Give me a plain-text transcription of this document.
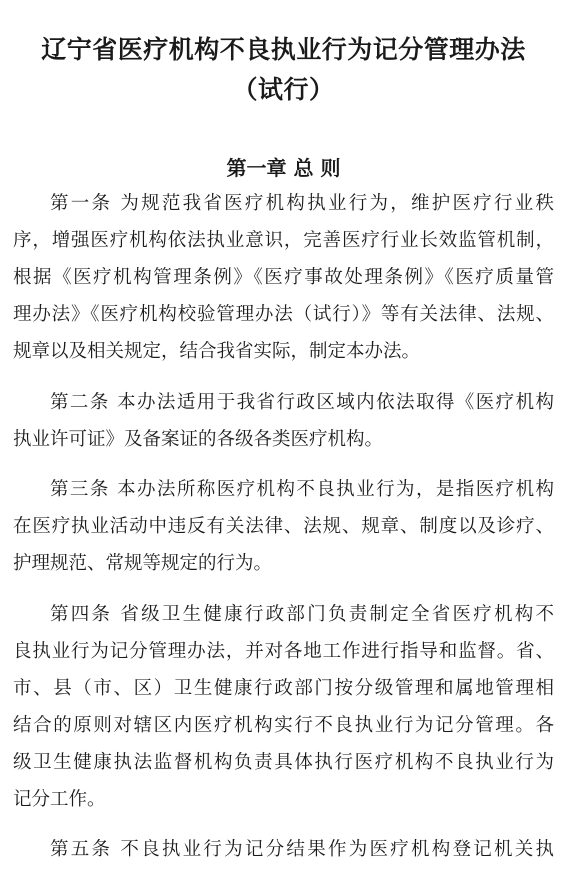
辽宁省医疗机构不良执业行为记分管理办法
（试行）
第一章 总 则
第一条 为规范我省医疗机构执业行为，维护医疗行业秩
序，增强医疗机构依法执业意识，完善医疗行业长效监管机制，
根据《医疗机构管理条例》《医疗事故处理条例》《医疗质量管
理办法》《医疗机构校验管理办法（试行）》等有关法律、法规、
规章以及相关规定，结合我省实际，制定本办法。
第二条 本办法适用于我省行政区域内依法取得《医疗机构
执业许可证》及备案证的各级各类医疗机构。
第三条 本办法所称医疗机构不良执业行为，是指医疗机构
在医疗执业活动中违反有关法律、法规、规章、制度以及诊疗、
护理规范、常规等规定的行为。
第四条 省级卫生健康行政部门负责制定全省医疗机构不
良执业行为记分管理办法，并对各地工作进行指导和监督。省、
市、县（市、区）卫生健康行政部门按分级管理和属地管理相
结合的原则对辖区内医疗机构实行不良执业行为记分管理。各
级卫生健康执法监督机构负责具体执行医疗机构不良执业行为
记分工作。
第五条 不良执业行为记分结果作为医疗机构登记机关执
****************
- **Aim of the exercise**
Return the full material word for word. Do not include the pictures.

- **Exercise response**
Give me a plain-text transcription of this document.
辽宁省医疗机构不良执业行为记分管理办法
（试行）
第一章 总 则
第一条 为规范我省医疗机构执业行为，维护医疗行业秩
序，增强医疗机构依法执业意识，完善医疗行业长效监管机制，
根据《医疗机构管理条例》《医疗事故处理条例》《医疗质量管
理办法》《医疗机构校验管理办法（试行）》等有关法律、法规、
规章以及相关规定，结合我省实际，制定本办法。
第二条 本办法适用于我省行政区域内依法取得《医疗机构
执业许可证》及备案证的各级各类医疗机构。
第三条 本办法所称医疗机构不良执业行为，是指医疗机构
在医疗执业活动中违反有关法律、法规、规章、制度以及诊疗、
护理规范、常规等规定的行为。
第四条 省级卫生健康行政部门负责制定全省医疗机构不
良执业行为记分管理办法，并对各地工作进行指导和监督。省、
市、县（市、区）卫生健康行政部门按分级管理和属地管理相
结合的原则对辖区内医疗机构实行不良执业行为记分管理。各
级卫生健康执法监督机构负责具体执行医疗机构不良执业行为
记分工作。
第五条 不良执业行为记分结果作为医疗机构登记机关执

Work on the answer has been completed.